§ WHAT TO DO
Output exactly, please, the lines of the records below from the one containing "OCR this image." through the final line.
___ PROVIDED INFORMATION
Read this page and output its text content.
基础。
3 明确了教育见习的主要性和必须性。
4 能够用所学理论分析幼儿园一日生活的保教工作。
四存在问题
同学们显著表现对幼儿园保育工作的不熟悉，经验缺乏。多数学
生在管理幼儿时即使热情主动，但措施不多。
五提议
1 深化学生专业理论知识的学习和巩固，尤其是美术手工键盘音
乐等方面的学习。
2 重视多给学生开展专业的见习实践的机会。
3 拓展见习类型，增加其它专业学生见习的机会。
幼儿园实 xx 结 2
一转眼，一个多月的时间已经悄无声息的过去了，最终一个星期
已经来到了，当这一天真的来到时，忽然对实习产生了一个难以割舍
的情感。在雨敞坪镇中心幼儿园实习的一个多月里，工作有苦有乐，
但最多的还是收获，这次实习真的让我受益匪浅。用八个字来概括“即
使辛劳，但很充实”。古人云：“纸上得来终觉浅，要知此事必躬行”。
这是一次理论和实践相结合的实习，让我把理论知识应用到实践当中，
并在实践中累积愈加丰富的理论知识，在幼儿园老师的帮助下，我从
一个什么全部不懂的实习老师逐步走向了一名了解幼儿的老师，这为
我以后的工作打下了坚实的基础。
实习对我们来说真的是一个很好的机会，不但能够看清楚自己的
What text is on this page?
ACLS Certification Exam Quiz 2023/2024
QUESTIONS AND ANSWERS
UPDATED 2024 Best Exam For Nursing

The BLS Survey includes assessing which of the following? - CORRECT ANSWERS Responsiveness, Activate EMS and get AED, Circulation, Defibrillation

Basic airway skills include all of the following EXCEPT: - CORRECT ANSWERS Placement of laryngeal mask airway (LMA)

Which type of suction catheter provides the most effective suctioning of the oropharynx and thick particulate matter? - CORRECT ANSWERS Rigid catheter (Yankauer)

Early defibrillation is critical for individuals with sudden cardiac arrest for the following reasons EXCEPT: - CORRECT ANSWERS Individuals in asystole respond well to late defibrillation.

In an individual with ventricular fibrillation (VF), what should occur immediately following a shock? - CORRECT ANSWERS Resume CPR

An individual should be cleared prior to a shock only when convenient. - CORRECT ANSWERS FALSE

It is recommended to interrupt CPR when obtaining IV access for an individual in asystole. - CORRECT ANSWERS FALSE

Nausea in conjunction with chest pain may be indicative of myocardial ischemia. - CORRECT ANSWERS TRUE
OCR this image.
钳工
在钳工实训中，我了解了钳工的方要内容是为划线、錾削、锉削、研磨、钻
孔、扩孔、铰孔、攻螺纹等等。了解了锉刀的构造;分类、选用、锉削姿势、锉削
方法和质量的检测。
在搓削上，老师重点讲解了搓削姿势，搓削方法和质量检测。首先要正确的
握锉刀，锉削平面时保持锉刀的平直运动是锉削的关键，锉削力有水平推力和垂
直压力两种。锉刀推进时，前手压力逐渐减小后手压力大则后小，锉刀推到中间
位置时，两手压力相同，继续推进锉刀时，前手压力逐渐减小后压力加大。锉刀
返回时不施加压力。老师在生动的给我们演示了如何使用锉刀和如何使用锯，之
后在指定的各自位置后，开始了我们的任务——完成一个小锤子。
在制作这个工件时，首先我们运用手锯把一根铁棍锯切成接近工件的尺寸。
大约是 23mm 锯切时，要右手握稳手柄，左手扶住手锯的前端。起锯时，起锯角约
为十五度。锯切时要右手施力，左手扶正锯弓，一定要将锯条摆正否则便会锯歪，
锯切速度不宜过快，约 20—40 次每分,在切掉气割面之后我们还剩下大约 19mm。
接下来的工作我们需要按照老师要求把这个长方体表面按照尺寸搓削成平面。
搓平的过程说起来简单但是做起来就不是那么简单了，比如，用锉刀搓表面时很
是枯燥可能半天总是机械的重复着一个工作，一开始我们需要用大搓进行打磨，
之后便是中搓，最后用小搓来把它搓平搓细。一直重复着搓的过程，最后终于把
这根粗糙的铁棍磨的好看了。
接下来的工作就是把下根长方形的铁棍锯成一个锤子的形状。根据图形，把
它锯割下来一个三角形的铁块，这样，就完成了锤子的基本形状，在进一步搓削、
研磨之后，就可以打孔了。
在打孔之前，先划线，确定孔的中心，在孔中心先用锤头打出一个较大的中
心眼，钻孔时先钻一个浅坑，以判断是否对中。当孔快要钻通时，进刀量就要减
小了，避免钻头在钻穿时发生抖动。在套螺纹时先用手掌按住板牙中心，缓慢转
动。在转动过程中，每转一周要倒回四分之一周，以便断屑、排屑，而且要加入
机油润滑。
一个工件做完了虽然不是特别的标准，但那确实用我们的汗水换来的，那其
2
______
§ SOLVED PROBLEM
OCR this image.
钳工
在钳工实训中，我了解了钳工的方要内容是为划线、錾削、锉削、研磨、钻
孔、扩孔、铰孔、攻螺纹等等。了解了锉刀的构造;分类、选用、锉削姿势、锉削
方法和质量的检测。
在搓削上，老师重点讲解了搓削姿势，搓削方法和质量检测。首先要正确的
握锉刀，锉削平面时保持锉刀的平直运动是锉削的关键，锉削力有水平推力和垂
直压力两种。锉刀推进时，前手压力逐渐减小后手压力大则后小，锉刀推到中间
位置时，两手压力相同，继续推进锉刀时，前手压力逐渐减小后压力加大。锉刀
返回时不施加压力。老师在生动的给我们演示了如何使用锉刀和如何使用锯，之
后在指定的各自位置后，开始了我们的任务——完成一个小锤子。
在制作这个工件时，首先我们运用手锯把一根铁棍锯切成接近工件的尺寸。
大约是 23mm 锯切时，要右手握稳手柄，左手扶住手锯的前端。起锯时，起锯角约
为十五度。锯切时要右手施力，左手扶正锯弓，一定要将锯条摆正否则便会锯歪，
锯切速度不宜过快，约 20—40 次每分,在切掉气割面之后我们还剩下大约 19mm。
接下来的工作我们需要按照老师要求把这个长方体表面按照尺寸搓削成平面。
搓平的过程说起来简单但是做起来就不是那么简单了，比如，用锉刀搓表面时很
是枯燥可能半天总是机械的重复着一个工作，一开始我们需要用大搓进行打磨，
之后便是中搓，最后用小搓来把它搓平搓细。一直重复着搓的过程，最后终于把
这根粗糙的铁棍磨的好看了。
接下来的工作就是把下根长方形的铁棍锯成一个锤子的形状。根据图形，把
它锯割下来一个三角形的铁块，这样，就完成了锤子的基本形状，在进一步搓削、
研磨之后，就可以打孔了。
在打孔之前，先划线，确定孔的中心，在孔中心先用锤头打出一个较大的中
心眼，钻孔时先钻一个浅坑，以判断是否对中。当孔快要钻通时，进刀量就要减
小了，避免钻头在钻穿时发生抖动。在套螺纹时先用手掌按住板牙中心，缓慢转
动。在转动过程中，每转一周要倒回四分之一周，以便断屑、排屑，而且要加入
机油润滑。
一个工件做完了虽然不是特别的标准，但那确实用我们的汗水换来的，那其
2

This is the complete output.